**Supplied material:**

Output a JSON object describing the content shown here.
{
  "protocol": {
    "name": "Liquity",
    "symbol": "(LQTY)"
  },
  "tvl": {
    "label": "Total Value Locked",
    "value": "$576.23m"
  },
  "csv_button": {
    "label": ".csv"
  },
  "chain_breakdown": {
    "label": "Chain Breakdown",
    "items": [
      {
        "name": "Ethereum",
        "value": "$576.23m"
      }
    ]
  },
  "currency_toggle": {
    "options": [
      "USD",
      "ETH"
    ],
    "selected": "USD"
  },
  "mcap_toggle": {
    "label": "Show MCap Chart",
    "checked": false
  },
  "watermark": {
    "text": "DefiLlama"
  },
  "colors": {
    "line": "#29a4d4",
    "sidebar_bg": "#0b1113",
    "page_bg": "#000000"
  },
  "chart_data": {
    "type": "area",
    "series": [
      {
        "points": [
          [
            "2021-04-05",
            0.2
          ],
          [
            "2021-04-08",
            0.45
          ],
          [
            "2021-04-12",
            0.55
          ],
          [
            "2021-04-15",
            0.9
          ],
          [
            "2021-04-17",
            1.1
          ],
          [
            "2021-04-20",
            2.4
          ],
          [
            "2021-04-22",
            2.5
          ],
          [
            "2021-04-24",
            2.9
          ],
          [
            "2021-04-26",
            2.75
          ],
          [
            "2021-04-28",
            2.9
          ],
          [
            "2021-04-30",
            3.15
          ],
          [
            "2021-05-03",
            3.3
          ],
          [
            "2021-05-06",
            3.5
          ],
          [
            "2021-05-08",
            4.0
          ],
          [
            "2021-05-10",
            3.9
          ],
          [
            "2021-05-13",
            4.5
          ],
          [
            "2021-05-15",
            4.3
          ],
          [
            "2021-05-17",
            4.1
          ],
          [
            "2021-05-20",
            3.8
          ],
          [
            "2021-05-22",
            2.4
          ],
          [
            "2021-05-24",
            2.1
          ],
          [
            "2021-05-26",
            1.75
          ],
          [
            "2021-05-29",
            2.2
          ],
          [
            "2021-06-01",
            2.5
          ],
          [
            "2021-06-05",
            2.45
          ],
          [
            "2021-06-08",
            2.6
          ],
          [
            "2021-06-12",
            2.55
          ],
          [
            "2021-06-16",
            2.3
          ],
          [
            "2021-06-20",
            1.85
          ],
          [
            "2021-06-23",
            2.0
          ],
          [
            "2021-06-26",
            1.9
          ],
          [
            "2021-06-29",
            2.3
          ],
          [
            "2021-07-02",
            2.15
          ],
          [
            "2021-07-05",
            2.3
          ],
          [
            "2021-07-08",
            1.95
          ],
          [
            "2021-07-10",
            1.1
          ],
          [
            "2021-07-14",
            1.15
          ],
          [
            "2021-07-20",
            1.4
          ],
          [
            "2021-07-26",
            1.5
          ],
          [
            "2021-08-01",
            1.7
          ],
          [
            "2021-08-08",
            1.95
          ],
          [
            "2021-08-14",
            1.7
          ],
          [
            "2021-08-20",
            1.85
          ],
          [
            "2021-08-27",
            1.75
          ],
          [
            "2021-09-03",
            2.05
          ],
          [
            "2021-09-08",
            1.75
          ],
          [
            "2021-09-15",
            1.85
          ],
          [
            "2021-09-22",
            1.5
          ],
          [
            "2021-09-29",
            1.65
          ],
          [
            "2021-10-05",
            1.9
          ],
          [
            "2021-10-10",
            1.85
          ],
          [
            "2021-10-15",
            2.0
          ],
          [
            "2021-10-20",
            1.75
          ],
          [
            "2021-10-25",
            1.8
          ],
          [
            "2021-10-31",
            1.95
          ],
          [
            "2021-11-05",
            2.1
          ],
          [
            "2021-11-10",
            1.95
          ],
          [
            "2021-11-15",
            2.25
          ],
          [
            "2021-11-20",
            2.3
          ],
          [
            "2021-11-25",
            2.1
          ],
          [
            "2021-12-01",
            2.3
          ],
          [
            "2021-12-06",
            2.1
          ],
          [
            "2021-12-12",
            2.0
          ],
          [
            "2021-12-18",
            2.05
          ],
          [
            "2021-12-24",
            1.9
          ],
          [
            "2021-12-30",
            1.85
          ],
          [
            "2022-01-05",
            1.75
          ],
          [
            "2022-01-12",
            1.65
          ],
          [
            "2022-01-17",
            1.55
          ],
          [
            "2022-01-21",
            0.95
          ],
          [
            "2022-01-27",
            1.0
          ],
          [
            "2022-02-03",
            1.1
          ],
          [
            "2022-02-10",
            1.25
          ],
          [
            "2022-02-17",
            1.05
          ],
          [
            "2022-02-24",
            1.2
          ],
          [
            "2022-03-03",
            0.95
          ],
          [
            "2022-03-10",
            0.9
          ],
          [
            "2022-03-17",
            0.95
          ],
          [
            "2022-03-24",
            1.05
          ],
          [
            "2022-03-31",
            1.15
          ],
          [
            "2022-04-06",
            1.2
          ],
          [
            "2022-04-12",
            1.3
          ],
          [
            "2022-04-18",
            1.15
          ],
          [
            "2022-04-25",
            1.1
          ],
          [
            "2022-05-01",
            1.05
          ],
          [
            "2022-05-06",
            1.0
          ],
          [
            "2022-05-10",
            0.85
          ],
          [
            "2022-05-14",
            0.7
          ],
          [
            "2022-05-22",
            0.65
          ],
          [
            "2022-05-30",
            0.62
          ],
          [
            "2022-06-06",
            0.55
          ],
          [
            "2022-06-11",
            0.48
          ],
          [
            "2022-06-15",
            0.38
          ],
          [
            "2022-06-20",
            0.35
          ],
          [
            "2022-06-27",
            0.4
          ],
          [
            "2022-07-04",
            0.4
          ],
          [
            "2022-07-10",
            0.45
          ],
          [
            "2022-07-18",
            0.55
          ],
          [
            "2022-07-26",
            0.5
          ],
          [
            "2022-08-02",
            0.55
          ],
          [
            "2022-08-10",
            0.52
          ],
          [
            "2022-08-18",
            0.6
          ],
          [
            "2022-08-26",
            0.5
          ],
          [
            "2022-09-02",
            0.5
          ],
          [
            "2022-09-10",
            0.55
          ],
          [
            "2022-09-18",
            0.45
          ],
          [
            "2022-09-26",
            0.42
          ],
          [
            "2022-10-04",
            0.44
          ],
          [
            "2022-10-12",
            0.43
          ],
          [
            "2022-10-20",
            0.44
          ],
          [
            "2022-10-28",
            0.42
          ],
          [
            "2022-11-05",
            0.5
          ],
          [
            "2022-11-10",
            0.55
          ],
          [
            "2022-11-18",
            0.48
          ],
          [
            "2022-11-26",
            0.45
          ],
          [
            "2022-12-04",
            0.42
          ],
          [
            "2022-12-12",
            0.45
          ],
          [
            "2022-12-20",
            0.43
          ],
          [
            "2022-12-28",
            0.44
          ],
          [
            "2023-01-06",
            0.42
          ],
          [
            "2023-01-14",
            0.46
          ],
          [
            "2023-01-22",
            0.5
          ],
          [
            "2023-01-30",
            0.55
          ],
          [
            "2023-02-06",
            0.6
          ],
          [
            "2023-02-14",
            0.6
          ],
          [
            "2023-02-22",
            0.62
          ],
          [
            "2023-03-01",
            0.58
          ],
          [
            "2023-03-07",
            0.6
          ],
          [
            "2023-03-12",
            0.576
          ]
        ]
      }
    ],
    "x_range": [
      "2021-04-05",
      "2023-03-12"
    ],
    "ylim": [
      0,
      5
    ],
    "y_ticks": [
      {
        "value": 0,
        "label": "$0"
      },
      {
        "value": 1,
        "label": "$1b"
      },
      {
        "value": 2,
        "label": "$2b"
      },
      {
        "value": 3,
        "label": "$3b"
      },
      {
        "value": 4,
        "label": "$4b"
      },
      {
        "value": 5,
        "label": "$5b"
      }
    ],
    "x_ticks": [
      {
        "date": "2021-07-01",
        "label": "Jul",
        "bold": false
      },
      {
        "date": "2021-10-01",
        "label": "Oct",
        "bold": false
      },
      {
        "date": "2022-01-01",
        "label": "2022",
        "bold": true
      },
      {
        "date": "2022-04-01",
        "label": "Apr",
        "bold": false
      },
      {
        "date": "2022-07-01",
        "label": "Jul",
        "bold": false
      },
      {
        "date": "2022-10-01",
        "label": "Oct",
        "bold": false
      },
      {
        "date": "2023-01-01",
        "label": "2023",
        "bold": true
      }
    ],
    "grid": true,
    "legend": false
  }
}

**Requirements:**
Looking back at the lines above, state how many contain the word "date", and supply nothing besides the number.

**Response to the exercise:**
7